» **Input rows**
>>>
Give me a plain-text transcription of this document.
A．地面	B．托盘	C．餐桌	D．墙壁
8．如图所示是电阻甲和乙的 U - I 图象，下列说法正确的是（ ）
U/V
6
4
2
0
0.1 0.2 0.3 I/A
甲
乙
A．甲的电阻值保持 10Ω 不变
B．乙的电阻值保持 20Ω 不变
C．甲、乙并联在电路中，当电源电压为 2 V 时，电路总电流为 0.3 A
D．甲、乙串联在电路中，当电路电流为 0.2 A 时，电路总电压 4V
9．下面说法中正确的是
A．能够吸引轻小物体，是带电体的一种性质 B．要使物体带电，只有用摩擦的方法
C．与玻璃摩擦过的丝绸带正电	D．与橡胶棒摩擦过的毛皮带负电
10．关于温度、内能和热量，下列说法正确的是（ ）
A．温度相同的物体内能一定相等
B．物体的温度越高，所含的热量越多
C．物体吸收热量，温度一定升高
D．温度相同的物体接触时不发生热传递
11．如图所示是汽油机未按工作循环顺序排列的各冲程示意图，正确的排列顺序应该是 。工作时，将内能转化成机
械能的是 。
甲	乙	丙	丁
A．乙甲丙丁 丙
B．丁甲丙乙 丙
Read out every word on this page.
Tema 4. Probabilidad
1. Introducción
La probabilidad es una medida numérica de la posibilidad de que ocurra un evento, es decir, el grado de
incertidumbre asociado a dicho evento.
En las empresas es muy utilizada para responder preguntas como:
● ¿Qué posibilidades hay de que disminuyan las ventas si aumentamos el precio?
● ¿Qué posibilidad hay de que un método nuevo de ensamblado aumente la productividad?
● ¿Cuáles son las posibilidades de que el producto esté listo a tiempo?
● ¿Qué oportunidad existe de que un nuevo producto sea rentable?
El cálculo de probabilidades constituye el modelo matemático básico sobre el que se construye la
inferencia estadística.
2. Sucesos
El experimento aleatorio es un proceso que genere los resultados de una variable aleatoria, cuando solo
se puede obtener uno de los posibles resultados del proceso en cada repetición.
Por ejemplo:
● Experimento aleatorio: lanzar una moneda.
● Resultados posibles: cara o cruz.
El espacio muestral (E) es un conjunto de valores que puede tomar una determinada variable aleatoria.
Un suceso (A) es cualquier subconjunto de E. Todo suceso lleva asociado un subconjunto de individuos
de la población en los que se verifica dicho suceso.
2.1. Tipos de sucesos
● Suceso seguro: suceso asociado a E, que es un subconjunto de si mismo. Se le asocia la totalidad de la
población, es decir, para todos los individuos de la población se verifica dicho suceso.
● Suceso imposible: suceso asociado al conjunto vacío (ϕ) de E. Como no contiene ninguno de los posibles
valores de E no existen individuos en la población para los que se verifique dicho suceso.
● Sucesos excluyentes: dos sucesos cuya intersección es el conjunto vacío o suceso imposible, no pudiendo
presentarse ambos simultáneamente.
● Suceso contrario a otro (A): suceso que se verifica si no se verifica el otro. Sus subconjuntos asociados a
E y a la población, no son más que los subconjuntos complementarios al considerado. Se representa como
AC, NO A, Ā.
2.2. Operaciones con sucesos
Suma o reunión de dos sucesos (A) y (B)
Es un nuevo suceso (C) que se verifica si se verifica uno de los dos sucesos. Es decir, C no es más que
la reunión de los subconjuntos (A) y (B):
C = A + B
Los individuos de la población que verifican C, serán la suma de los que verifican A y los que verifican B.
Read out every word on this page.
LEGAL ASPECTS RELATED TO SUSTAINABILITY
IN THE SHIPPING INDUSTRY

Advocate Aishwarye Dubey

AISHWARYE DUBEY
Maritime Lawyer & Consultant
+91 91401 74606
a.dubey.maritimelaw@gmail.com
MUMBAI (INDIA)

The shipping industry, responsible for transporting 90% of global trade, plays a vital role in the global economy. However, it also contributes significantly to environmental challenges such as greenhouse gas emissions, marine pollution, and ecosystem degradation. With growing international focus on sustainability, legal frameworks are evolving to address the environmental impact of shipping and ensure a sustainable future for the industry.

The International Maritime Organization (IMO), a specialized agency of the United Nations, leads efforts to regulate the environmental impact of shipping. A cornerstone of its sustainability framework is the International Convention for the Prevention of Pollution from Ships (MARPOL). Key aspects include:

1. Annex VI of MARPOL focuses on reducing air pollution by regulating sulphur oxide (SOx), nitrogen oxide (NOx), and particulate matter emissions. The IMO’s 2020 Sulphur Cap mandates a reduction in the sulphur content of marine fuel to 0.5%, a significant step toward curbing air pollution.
<<<
Retype all of the entries precisely as they are.

» **Correct output**
Give me a plain-text transcription of this document.
A．地面	B．托盘	C．餐桌	D．墙壁
8．如图所示是电阻甲和乙的 U - I 图象，下列说法正确的是（ ）
U/V
6
4
2
0
0.1 0.2 0.3 I/A
甲
乙
A．甲的电阻值保持 10Ω 不变
B．乙的电阻值保持 20Ω 不变
C．甲、乙并联在电路中，当电源电压为 2 V 时，电路总电流为 0.3 A
D．甲、乙串联在电路中，当电路电流为 0.2 A 时，电路总电压 4V
9．下面说法中正确的是
A．能够吸引轻小物体，是带电体的一种性质 B．要使物体带电，只有用摩擦的方法
C．与玻璃摩擦过的丝绸带正电	D．与橡胶棒摩擦过的毛皮带负电
10．关于温度、内能和热量，下列说法正确的是（ ）
A．温度相同的物体内能一定相等
B．物体的温度越高，所含的热量越多
C．物体吸收热量，温度一定升高
D．温度相同的物体接触时不发生热传递
11．如图所示是汽油机未按工作循环顺序排列的各冲程示意图，正确的排列顺序应该是 。工作时，将内能转化成机
械能的是 。
甲	乙	丙	丁
A．乙甲丙丁 丙
B．丁甲丙乙 丙
Read out every word on this page.
Tema 4. Probabilidad
1. Introducción
La probabilidad es una medida numérica de la posibilidad de que ocurra un evento, es decir, el grado de
incertidumbre asociado a dicho evento.
En las empresas es muy utilizada para responder preguntas como:
● ¿Qué posibilidades hay de que disminuyan las ventas si aumentamos el precio?
● ¿Qué posibilidad hay de que un método nuevo de ensamblado aumente la productividad?
● ¿Cuáles son las posibilidades de que el producto esté listo a tiempo?
● ¿Qué oportunidad existe de que un nuevo producto sea rentable?
El cálculo de probabilidades constituye el modelo matemático básico sobre el que se construye la
inferencia estadística.
2. Sucesos
El experimento aleatorio es un proceso que genere los resultados de una variable aleatoria, cuando solo
se puede obtener uno de los posibles resultados del proceso en cada repetición.
Por ejemplo:
● Experimento aleatorio: lanzar una moneda.
● Resultados posibles: cara o cruz.
El espacio muestral (E) es un conjunto de valores que puede tomar una determinada variable aleatoria.
Un suceso (A) es cualquier subconjunto de E. Todo suceso lleva asociado un subconjunto de individuos
de la población en los que se verifica dicho suceso.
2.1. Tipos de sucesos
● Suceso seguro: suceso asociado a E, que es un subconjunto de si mismo. Se le asocia la totalidad de la
población, es decir, para todos los individuos de la población se verifica dicho suceso.
● Suceso imposible: suceso asociado al conjunto vacío (ϕ) de E. Como no contiene ninguno de los posibles
valores de E no existen individuos en la población para los que se verifique dicho suceso.
● Sucesos excluyentes: dos sucesos cuya intersección es el conjunto vacío o suceso imposible, no pudiendo
presentarse ambos simultáneamente.
● Suceso contrario a otro (A): suceso que se verifica si no se verifica el otro. Sus subconjuntos asociados a
E y a la población, no son más que los subconjuntos complementarios al considerado. Se representa como
AC, NO A, Ā.
2.2. Operaciones con sucesos
Suma o reunión de dos sucesos (A) y (B)
Es un nuevo suceso (C) que se verifica si se verifica uno de los dos sucesos. Es decir, C no es más que
la reunión de los subconjuntos (A) y (B):
C = A + B
Los individuos de la población que verifican C, serán la suma de los que verifican A y los que verifican B.
Read out every word on this page.
LEGAL ASPECTS RELATED TO SUSTAINABILITY
IN THE SHIPPING INDUSTRY

Advocate Aishwarye Dubey

AISHWARYE DUBEY
Maritime Lawyer & Consultant
+91 91401 74606
a.dubey.maritimelaw@gmail.com
MUMBAI (INDIA)

The shipping industry, responsible for transporting 90% of global trade, plays a vital role in the global economy. However, it also contributes significantly to environmental challenges such as greenhouse gas emissions, marine pollution, and ecosystem degradation. With growing international focus on sustainability, legal frameworks are evolving to address the environmental impact of shipping and ensure a sustainable future for the industry.

The International Maritime Organization (IMO), a specialized agency of the United Nations, leads efforts to regulate the environmental impact of shipping. A cornerstone of its sustainability framework is the International Convention for the Prevention of Pollution from Ships (MARPOL). Key aspects include:

1. Annex VI of MARPOL focuses on reducing air pollution by regulating sulphur oxide (SOx), nitrogen oxide (NOx), and particulate matter emissions. The IMO’s 2020 Sulphur Cap mandates a reduction in the sulphur content of marine fuel to 0.5%, a significant step toward curbing air pollution.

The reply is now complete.